Exercise → Report only the number of lines that hold the word "הבניין".

Recorded data
_ _ _ _ _ _ _
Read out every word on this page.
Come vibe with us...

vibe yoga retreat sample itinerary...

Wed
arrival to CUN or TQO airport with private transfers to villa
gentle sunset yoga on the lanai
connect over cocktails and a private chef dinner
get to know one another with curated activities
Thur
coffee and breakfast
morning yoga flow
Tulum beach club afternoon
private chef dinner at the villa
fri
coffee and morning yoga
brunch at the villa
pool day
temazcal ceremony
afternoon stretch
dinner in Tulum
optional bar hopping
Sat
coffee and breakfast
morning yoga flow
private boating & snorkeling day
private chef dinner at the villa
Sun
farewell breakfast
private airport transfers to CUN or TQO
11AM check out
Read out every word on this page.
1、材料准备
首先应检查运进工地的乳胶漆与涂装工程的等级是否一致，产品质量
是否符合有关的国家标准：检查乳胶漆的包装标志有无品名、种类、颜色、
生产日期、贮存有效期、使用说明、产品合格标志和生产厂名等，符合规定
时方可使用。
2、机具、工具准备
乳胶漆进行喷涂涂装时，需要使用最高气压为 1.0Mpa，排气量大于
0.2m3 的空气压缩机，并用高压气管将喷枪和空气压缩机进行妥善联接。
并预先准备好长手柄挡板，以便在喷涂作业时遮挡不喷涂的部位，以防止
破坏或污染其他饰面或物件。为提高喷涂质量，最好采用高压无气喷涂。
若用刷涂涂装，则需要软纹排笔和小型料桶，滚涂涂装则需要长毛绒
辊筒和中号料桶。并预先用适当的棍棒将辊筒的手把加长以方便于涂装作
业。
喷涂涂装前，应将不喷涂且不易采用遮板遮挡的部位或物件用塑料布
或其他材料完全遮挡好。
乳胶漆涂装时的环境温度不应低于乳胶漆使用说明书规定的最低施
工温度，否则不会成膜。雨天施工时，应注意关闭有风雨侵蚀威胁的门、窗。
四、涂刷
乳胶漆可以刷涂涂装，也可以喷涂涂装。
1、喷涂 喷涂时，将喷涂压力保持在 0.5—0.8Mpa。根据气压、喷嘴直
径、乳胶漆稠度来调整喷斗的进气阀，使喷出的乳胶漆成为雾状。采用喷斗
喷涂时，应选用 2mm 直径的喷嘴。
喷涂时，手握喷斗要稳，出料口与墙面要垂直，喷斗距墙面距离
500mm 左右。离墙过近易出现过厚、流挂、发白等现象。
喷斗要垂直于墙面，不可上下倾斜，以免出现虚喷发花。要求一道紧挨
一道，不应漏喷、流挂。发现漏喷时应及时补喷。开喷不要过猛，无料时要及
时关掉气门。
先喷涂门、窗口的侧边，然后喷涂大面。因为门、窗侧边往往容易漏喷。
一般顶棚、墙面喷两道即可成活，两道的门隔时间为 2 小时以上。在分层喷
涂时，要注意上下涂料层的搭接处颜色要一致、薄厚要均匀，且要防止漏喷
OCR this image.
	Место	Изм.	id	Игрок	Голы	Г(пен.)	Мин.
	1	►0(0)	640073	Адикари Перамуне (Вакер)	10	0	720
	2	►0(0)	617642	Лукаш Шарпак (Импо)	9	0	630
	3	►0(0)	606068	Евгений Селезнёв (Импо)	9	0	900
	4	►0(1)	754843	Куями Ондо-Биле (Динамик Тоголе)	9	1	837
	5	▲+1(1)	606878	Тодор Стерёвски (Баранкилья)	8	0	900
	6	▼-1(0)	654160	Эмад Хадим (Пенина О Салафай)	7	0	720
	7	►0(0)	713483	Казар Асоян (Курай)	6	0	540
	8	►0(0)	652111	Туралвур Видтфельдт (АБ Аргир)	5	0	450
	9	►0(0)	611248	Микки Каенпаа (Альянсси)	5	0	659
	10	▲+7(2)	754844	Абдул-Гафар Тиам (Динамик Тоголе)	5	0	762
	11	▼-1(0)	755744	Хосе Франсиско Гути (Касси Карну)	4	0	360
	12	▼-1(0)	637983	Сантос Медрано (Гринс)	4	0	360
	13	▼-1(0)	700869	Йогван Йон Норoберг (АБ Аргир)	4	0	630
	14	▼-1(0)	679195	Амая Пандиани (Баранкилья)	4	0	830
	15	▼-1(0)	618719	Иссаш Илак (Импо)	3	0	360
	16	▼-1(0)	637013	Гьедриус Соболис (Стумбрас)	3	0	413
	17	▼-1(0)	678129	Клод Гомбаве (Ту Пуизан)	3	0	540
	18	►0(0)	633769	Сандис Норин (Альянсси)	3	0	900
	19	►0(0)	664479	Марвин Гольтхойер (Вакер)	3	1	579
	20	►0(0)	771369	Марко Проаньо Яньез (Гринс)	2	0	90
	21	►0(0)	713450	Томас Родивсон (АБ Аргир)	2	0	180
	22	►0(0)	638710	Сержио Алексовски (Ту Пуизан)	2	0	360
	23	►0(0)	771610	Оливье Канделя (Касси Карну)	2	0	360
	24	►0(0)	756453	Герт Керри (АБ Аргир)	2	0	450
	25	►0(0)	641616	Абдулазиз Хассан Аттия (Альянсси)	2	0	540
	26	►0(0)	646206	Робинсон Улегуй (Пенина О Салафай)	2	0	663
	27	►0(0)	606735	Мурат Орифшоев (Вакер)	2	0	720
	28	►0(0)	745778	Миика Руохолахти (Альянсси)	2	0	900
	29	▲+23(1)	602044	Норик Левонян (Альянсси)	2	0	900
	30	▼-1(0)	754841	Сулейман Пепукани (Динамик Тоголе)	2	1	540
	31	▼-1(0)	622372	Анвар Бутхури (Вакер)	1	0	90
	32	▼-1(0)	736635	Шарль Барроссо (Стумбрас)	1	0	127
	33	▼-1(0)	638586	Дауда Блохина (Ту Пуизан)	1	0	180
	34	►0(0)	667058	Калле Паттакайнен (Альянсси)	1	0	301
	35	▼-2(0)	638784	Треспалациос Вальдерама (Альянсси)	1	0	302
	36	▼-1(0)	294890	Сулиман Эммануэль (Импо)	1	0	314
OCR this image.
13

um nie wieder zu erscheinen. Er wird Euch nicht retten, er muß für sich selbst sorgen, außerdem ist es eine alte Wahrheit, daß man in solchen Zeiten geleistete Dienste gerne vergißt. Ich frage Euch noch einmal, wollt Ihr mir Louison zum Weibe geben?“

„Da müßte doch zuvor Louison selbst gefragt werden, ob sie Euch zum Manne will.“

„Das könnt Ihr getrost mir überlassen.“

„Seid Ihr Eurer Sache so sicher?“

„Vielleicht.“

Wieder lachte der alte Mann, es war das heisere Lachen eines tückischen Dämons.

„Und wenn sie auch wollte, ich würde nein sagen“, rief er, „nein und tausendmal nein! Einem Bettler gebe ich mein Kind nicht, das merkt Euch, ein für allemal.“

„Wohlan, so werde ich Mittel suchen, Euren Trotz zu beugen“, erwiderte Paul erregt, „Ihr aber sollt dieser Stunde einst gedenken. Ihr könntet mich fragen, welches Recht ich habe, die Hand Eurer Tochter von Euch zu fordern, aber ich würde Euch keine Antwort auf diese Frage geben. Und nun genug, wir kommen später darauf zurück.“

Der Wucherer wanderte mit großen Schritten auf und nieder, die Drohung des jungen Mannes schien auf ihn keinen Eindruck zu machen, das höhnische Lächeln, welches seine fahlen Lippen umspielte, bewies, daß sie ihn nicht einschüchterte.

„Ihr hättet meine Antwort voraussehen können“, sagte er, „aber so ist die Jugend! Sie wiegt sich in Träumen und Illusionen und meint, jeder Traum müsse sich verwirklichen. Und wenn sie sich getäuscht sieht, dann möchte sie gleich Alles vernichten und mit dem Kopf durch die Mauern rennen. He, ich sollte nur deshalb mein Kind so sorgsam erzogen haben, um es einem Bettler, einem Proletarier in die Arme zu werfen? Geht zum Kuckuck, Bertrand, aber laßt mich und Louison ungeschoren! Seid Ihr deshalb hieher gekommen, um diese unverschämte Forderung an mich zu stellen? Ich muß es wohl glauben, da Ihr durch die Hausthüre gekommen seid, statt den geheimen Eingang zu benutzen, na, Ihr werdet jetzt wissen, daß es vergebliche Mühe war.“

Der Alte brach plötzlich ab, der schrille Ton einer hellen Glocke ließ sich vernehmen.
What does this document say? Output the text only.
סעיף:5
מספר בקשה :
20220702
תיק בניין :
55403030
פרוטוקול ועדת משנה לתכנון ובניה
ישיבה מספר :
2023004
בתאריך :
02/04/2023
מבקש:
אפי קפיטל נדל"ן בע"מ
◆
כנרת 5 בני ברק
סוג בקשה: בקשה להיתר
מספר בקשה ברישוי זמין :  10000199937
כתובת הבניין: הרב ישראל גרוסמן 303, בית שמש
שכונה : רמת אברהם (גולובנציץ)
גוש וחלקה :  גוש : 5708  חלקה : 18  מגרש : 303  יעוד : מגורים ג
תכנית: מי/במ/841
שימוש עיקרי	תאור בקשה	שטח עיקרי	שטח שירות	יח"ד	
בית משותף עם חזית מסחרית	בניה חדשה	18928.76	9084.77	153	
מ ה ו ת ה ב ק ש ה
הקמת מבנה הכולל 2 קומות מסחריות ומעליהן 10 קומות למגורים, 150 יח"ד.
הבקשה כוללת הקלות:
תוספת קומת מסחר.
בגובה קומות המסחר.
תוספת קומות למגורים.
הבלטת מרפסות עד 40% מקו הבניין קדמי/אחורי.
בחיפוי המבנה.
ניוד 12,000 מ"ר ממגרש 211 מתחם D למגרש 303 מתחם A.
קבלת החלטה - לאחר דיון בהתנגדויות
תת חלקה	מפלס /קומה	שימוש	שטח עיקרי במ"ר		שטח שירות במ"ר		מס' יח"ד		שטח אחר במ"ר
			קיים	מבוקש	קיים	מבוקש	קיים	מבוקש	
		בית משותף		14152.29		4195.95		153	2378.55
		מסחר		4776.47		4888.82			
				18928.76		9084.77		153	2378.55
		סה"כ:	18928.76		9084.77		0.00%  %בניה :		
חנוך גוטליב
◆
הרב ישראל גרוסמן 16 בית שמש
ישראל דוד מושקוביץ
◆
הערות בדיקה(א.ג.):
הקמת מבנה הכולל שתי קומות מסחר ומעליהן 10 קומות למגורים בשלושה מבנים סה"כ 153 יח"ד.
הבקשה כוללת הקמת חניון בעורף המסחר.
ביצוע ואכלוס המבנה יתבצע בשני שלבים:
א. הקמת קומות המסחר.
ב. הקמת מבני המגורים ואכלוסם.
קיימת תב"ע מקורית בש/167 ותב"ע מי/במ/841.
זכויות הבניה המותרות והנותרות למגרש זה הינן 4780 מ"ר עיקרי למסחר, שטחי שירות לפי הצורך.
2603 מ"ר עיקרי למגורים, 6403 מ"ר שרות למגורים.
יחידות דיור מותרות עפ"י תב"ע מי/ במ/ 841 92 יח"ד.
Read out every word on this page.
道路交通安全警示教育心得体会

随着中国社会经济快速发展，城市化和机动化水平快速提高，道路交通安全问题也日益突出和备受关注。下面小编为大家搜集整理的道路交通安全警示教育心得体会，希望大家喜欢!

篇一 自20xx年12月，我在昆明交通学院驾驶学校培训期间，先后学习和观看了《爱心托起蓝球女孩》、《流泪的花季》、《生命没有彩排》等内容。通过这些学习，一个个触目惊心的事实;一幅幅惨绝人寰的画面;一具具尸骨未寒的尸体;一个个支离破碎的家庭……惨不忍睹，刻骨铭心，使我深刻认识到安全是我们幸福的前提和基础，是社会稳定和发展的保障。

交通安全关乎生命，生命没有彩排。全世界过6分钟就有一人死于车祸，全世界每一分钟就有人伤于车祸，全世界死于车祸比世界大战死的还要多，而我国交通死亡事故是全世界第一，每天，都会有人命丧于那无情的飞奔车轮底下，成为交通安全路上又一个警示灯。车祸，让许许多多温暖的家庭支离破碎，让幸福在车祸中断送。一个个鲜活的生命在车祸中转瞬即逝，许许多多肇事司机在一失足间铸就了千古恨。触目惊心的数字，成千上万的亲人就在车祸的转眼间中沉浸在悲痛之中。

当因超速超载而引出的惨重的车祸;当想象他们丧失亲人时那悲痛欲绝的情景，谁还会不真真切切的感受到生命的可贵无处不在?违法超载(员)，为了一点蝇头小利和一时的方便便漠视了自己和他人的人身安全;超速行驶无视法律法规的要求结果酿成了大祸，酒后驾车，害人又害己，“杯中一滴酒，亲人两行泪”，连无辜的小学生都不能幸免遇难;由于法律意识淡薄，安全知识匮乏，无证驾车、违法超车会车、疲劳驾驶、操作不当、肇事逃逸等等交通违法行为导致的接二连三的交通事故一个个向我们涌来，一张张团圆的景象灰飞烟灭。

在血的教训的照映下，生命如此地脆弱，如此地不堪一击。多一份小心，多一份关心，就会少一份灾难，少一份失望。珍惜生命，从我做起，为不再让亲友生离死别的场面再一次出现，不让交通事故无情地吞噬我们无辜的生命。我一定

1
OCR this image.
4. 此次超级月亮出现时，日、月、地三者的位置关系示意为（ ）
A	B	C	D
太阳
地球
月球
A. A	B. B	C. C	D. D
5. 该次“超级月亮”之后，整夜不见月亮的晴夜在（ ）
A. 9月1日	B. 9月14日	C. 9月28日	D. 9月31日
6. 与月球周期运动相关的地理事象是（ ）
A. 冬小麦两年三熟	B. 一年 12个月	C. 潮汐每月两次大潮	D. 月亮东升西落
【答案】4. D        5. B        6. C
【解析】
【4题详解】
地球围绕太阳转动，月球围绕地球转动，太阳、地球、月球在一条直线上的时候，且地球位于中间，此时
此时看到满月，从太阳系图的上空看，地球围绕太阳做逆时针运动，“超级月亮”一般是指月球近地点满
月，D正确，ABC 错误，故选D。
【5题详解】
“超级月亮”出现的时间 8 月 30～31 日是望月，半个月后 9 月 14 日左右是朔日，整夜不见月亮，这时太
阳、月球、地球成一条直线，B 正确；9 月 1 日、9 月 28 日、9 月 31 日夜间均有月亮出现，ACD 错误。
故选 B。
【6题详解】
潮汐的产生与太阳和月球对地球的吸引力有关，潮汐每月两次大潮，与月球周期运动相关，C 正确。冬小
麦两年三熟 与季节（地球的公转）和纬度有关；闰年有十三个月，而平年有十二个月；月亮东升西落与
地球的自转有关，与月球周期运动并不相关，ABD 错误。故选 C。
_ _ _ _ _ _ _
Written reply → 2